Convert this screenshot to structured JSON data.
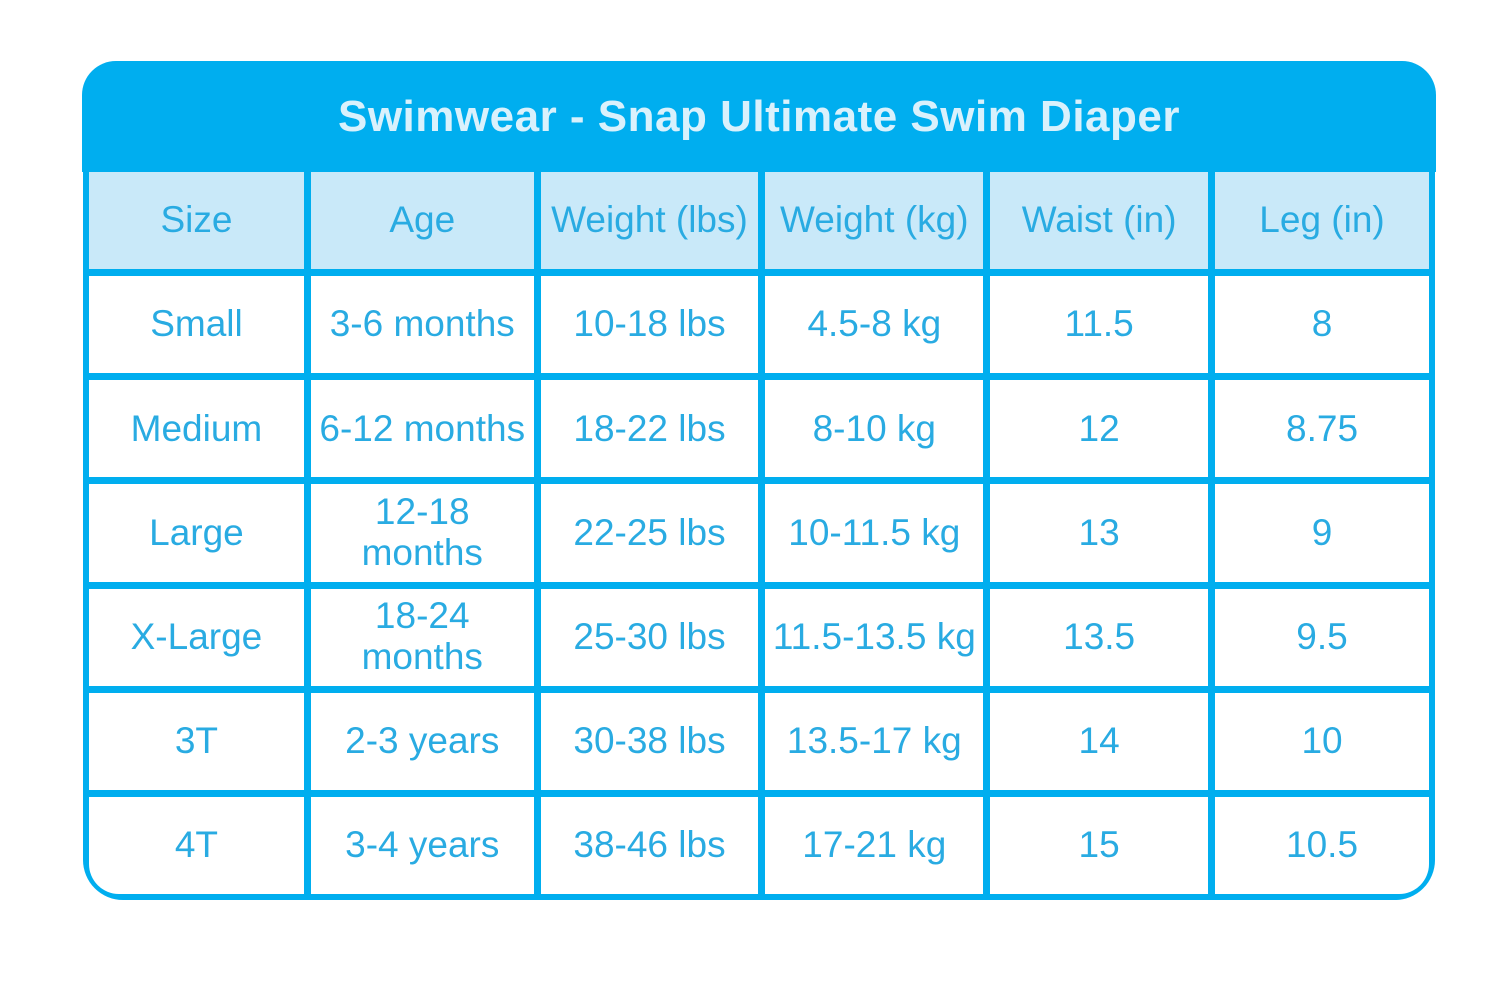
{
  "chart_data": {
    "type": "table",
    "title": "Swimwear - Snap Ultimate Swim Diaper",
    "columns": [
      "Size",
      "Age",
      "Weight (lbs)",
      "Weight (kg)",
      "Waist (in)",
      "Leg (in)"
    ],
    "rows": [
      [
        "Small",
        "3-6 months",
        "10-18 lbs",
        "4.5-8 kg",
        "11.5",
        "8"
      ],
      [
        "Medium",
        "6-12 months",
        "18-22 lbs",
        "8-10 kg",
        "12",
        "8.75"
      ],
      [
        "Large",
        "12-18 months",
        "22-25 lbs",
        "10-11.5 kg",
        "13",
        "9"
      ],
      [
        "X-Large",
        "18-24 months",
        "25-30 lbs",
        "11.5-13.5 kg",
        "13.5",
        "9.5"
      ],
      [
        "3T",
        "2-3 years",
        "30-38 lbs",
        "13.5-17 kg",
        "14",
        "10"
      ],
      [
        "4T",
        "3-4 years",
        "38-46 lbs",
        "17-21 kg",
        "15",
        "10.5"
      ]
    ]
  },
  "colors": {
    "accent": "#00AEEF",
    "header_bg": "#C9E9F9",
    "title_text": "#D9F1FC",
    "cell_text": "#29ABE2",
    "page_bg": "#FFFFFF"
  }
}
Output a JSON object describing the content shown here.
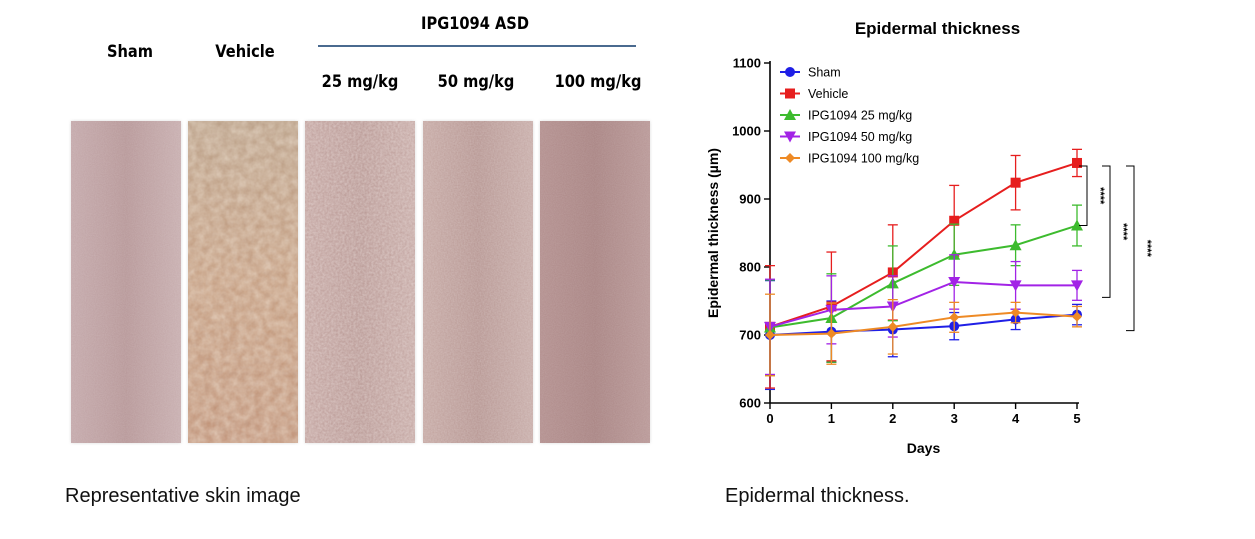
{
  "figure": {
    "left": {
      "headers": {
        "sham": "Sham",
        "vehicle": "Vehicle",
        "group": "IPG1094 ASD"
      },
      "doses": [
        "25 mg/kg",
        "50 mg/kg",
        "100 mg/kg"
      ],
      "caption": "Representative skin image"
    },
    "right": {
      "caption": "Epidermal thickness."
    }
  },
  "chart_data": {
    "type": "line",
    "title": "Epidermal thickness",
    "xlabel": "Days",
    "ylabel": "Epidermal thickness (µm)",
    "xlim": [
      0,
      5
    ],
    "ylim": [
      600,
      1100
    ],
    "x": [
      0,
      1,
      2,
      3,
      4,
      5
    ],
    "xticks": [
      "0",
      "1",
      "2",
      "3",
      "4",
      "5"
    ],
    "yticks": [
      "600",
      "700",
      "800",
      "900",
      "1000",
      "1100"
    ],
    "legend_position": "top-left",
    "series": [
      {
        "name": "Sham",
        "color": "#1f1fe6",
        "marker": "circle",
        "values": [
          700,
          705,
          708,
          713,
          723,
          730
        ],
        "err": [
          80,
          45,
          40,
          20,
          15,
          15
        ]
      },
      {
        "name": "Vehicle",
        "color": "#e61e1e",
        "marker": "square",
        "values": [
          712,
          742,
          792,
          868,
          924,
          953
        ],
        "err": [
          90,
          80,
          70,
          52,
          40,
          20
        ]
      },
      {
        "name": "IPG1094 25 mg/kg",
        "color": "#3dbb2e",
        "marker": "triangle-up",
        "values": [
          711,
          725,
          776,
          818,
          832,
          861
        ],
        "err": [
          70,
          65,
          55,
          45,
          30,
          30
        ]
      },
      {
        "name": "IPG1094 50 mg/kg",
        "color": "#a223e6",
        "marker": "triangle-down",
        "values": [
          712,
          737,
          742,
          778,
          773,
          773
        ],
        "err": [
          70,
          50,
          45,
          40,
          35,
          22
        ]
      },
      {
        "name": "IPG1094 100 mg/kg",
        "color": "#ee8a25",
        "marker": "diamond",
        "values": [
          700,
          702,
          712,
          726,
          733,
          727
        ],
        "err": [
          60,
          45,
          40,
          22,
          15,
          15
        ]
      }
    ],
    "significance": [
      {
        "label": "****",
        "from_series": "Vehicle",
        "to_series": "IPG1094 25 mg/kg"
      },
      {
        "label": "****",
        "from_series": "Vehicle",
        "to_series": "IPG1094 50 mg/kg"
      },
      {
        "label": "****",
        "from_series": "Vehicle",
        "to_series": "IPG1094 100 mg/kg"
      }
    ]
  }
}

→ **What is required**:
The data above needs to be retyped exactly, with the images left out.

→ **Result for this task**:
Convert this screenshot to structured JSON data.
{
  "chart_data": {
    "type": "table",
    "title": "Swimwear - Snap Ultimate Swim Diaper",
    "columns": [
      "Size",
      "Age",
      "Weight (lbs)",
      "Weight (kg)",
      "Waist (in)",
      "Leg (in)"
    ],
    "rows": [
      [
        "Small",
        "3-6 months",
        "10-18 lbs",
        "4.5-8 kg",
        "11.5",
        "8"
      ],
      [
        "Medium",
        "6-12 months",
        "18-22 lbs",
        "8-10 kg",
        "12",
        "8.75"
      ],
      [
        "Large",
        "12-18 months",
        "22-25 lbs",
        "10-11.5 kg",
        "13",
        "9"
      ],
      [
        "X-Large",
        "18-24 months",
        "25-30 lbs",
        "11.5-13.5 kg",
        "13.5",
        "9.5"
      ],
      [
        "3T",
        "2-3 years",
        "30-38 lbs",
        "13.5-17 kg",
        "14",
        "10"
      ],
      [
        "4T",
        "3-4 years",
        "38-46 lbs",
        "17-21 kg",
        "15",
        "10.5"
      ]
    ]
  },
  "colors": {
    "accent": "#00AEEF",
    "header_bg": "#C9E9F9",
    "title_text": "#D9F1FC",
    "cell_text": "#29ABE2",
    "page_bg": "#FFFFFF"
  }
}
Output a JSON object describing the content shown here.
{
  "figure": {
    "left": {
      "headers": {
        "sham": "Sham",
        "vehicle": "Vehicle",
        "group": "IPG1094 ASD"
      },
      "doses": [
        "25 mg/kg",
        "50 mg/kg",
        "100 mg/kg"
      ],
      "caption": "Representative skin image"
    },
    "right": {
      "caption": "Epidermal thickness."
    }
  },
  "chart_data": {
    "type": "line",
    "title": "Epidermal thickness",
    "xlabel": "Days",
    "ylabel": "Epidermal thickness (µm)",
    "xlim": [
      0,
      5
    ],
    "ylim": [
      600,
      1100
    ],
    "x": [
      0,
      1,
      2,
      3,
      4,
      5
    ],
    "xticks": [
      "0",
      "1",
      "2",
      "3",
      "4",
      "5"
    ],
    "yticks": [
      "600",
      "700",
      "800",
      "900",
      "1000",
      "1100"
    ],
    "legend_position": "top-left",
    "series": [
      {
        "name": "Sham",
        "color": "#1f1fe6",
        "marker": "circle",
        "values": [
          700,
          705,
          708,
          713,
          723,
          730
        ],
        "err": [
          80,
          45,
          40,
          20,
          15,
          15
        ]
      },
      {
        "name": "Vehicle",
        "color": "#e61e1e",
        "marker": "square",
        "values": [
          712,
          742,
          792,
          868,
          924,
          953
        ],
        "err": [
          90,
          80,
          70,
          52,
          40,
          20
        ]
      },
      {
        "name": "IPG1094 25 mg/kg",
        "color": "#3dbb2e",
        "marker": "triangle-up",
        "values": [
          711,
          725,
          776,
          818,
          832,
          861
        ],
        "err": [
          70,
          65,
          55,
          45,
          30,
          30
        ]
      },
      {
        "name": "IPG1094 50 mg/kg",
        "color": "#a223e6",
        "marker": "triangle-down",
        "values": [
          712,
          737,
          742,
          778,
          773,
          773
        ],
        "err": [
          70,
          50,
          45,
          40,
          35,
          22
        ]
      },
      {
        "name": "IPG1094 100 mg/kg",
        "color": "#ee8a25",
        "marker": "diamond",
        "values": [
          700,
          702,
          712,
          726,
          733,
          727
        ],
        "err": [
          60,
          45,
          40,
          22,
          15,
          15
        ]
      }
    ],
    "significance": [
      {
        "label": "****",
        "from_series": "Vehicle",
        "to_series": "IPG1094 25 mg/kg"
      },
      {
        "label": "****",
        "from_series": "Vehicle",
        "to_series": "IPG1094 50 mg/kg"
      },
      {
        "label": "****",
        "from_series": "Vehicle",
        "to_series": "IPG1094 100 mg/kg"
      }
    ]
  }
}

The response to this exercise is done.